▶ Task directions
Repeat the material below exactly, with no pictures.

▶ Extracted records

* * * *

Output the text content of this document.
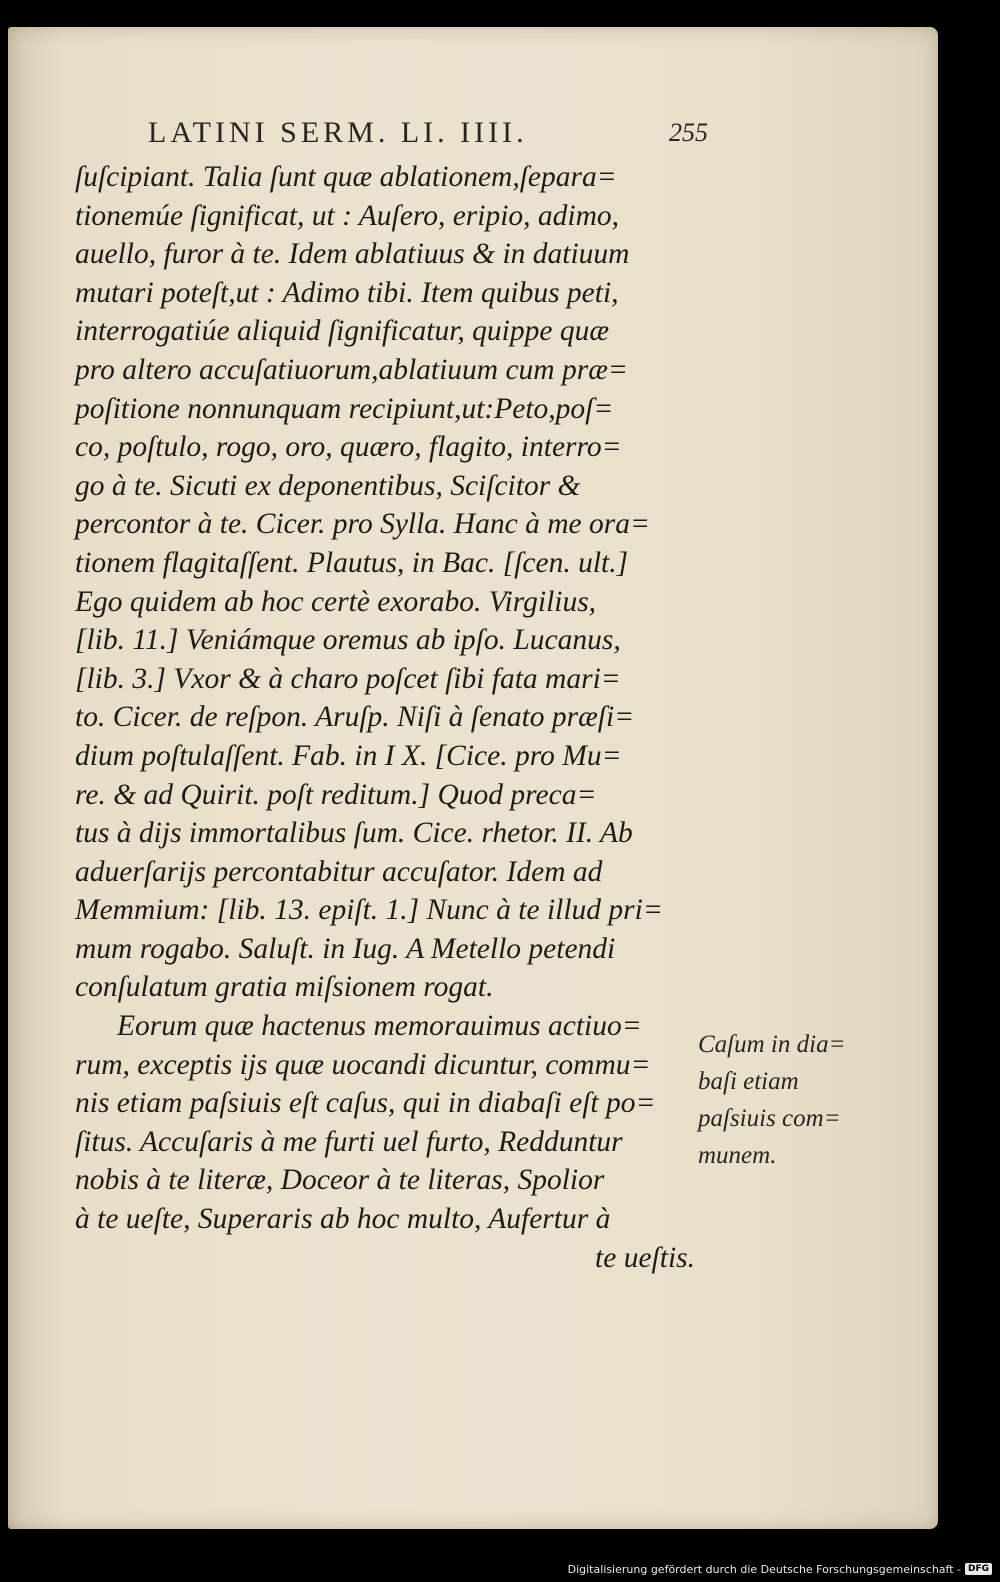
LATINI SERM. LI. IIII.	255
ſuſcipiant. Talia ſunt quæ ablationem,ſepara=
tionemúe ſignificat, ut : Auſero, eripio, adimo,
auello, furor à te. Idem ablatiuus & in datiuum
mutari poteſt,ut : Adimo tibi. Item quibus peti,
interrogatiúe aliquid ſignificatur, quippe quæ
pro altero accuſatiuorum,ablatiuum cum præ=
poſitione nonnunquam recipiunt,ut:Peto,poſ=
co, poſtulo, rogo, oro, quæro, flagito, interro=
go à te. Sicuti ex deponentibus, Sciſcitor &
percontor à te. Cicer. pro Sylla. Hanc à me ora=
tionem flagitaſſent. Plautus, in Bac. [ſcen. ult.]
Ego quidem ab hoc certè exorabo. Virgilius,
[lib. 11.] Veniámque oremus ab ipſo. Lucanus,
[lib. 3.] Vxor & à charo poſcet ſibi fata mari=
to. Cicer. de reſpon. Aruſp. Niſi à ſenato præſi=
dium poſtulaſſent. Fab. in I X. [Cice. pro Mu=
re. & ad Quirit. poſt reditum.] Quod preca=
tus à dijs immortalibus ſum. Cice. rhetor. II. Ab
aduerſarijs percontabitur accuſator. Idem ad
Memmium: [lib. 13. epiſt. 1.] Nunc à te illud pri=
mum rogabo. Saluſt. in Iug. A Metello petendi
conſulatum gratia miſsionem rogat.
Eorum quæ hactenus memorauimus actiuo=
rum, exceptis ijs quæ uocandi dicuntur, commu=
nis etiam paſsiuis eſt caſus, qui in diabaſi eſt po=
ſitus. Accuſaris à me furti uel furto, Redduntur
nobis à te literæ, Doceor à te literas, Spolior
à te ueſte, Superaris ab hoc multo, Aufertur à
te ueſtis.
Caſum in dia=
baſi etiam
paſsiuis com=
munem.
Digitalisierung gefördert durch die Deutsche Forschungsgemeinschaft - DFG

* * * *

▶ The solution
Output the text content of this document.
LATINI SERM. LI. IIII.	255
ſuſcipiant. Talia ſunt quæ ablationem,ſepara=
tionemúe ſignificat, ut : Auſero, eripio, adimo,
auello, furor à te. Idem ablatiuus & in datiuum
mutari poteſt,ut : Adimo tibi. Item quibus peti,
interrogatiúe aliquid ſignificatur, quippe quæ
pro altero accuſatiuorum,ablatiuum cum præ=
poſitione nonnunquam recipiunt,ut:Peto,poſ=
co, poſtulo, rogo, oro, quæro, flagito, interro=
go à te. Sicuti ex deponentibus, Sciſcitor &
percontor à te. Cicer. pro Sylla. Hanc à me ora=
tionem flagitaſſent. Plautus, in Bac. [ſcen. ult.]
Ego quidem ab hoc certè exorabo. Virgilius,
[lib. 11.] Veniámque oremus ab ipſo. Lucanus,
[lib. 3.] Vxor & à charo poſcet ſibi fata mari=
to. Cicer. de reſpon. Aruſp. Niſi à ſenato præſi=
dium poſtulaſſent. Fab. in I X. [Cice. pro Mu=
re. & ad Quirit. poſt reditum.] Quod preca=
tus à dijs immortalibus ſum. Cice. rhetor. II. Ab
aduerſarijs percontabitur accuſator. Idem ad
Memmium: [lib. 13. epiſt. 1.] Nunc à te illud pri=
mum rogabo. Saluſt. in Iug. A Metello petendi
conſulatum gratia miſsionem rogat.
Eorum quæ hactenus memorauimus actiuo=
rum, exceptis ijs quæ uocandi dicuntur, commu=
nis etiam paſsiuis eſt caſus, qui in diabaſi eſt po=
ſitus. Accuſaris à me furti uel furto, Redduntur
nobis à te literæ, Doceor à te literas, Spolior
à te ueſte, Superaris ab hoc multo, Aufertur à
te ueſtis.
Caſum in dia=
baſi etiam
paſsiuis com=
munem.
Digitalisierung gefördert durch die Deutsche Forschungsgemeinschaft - DFG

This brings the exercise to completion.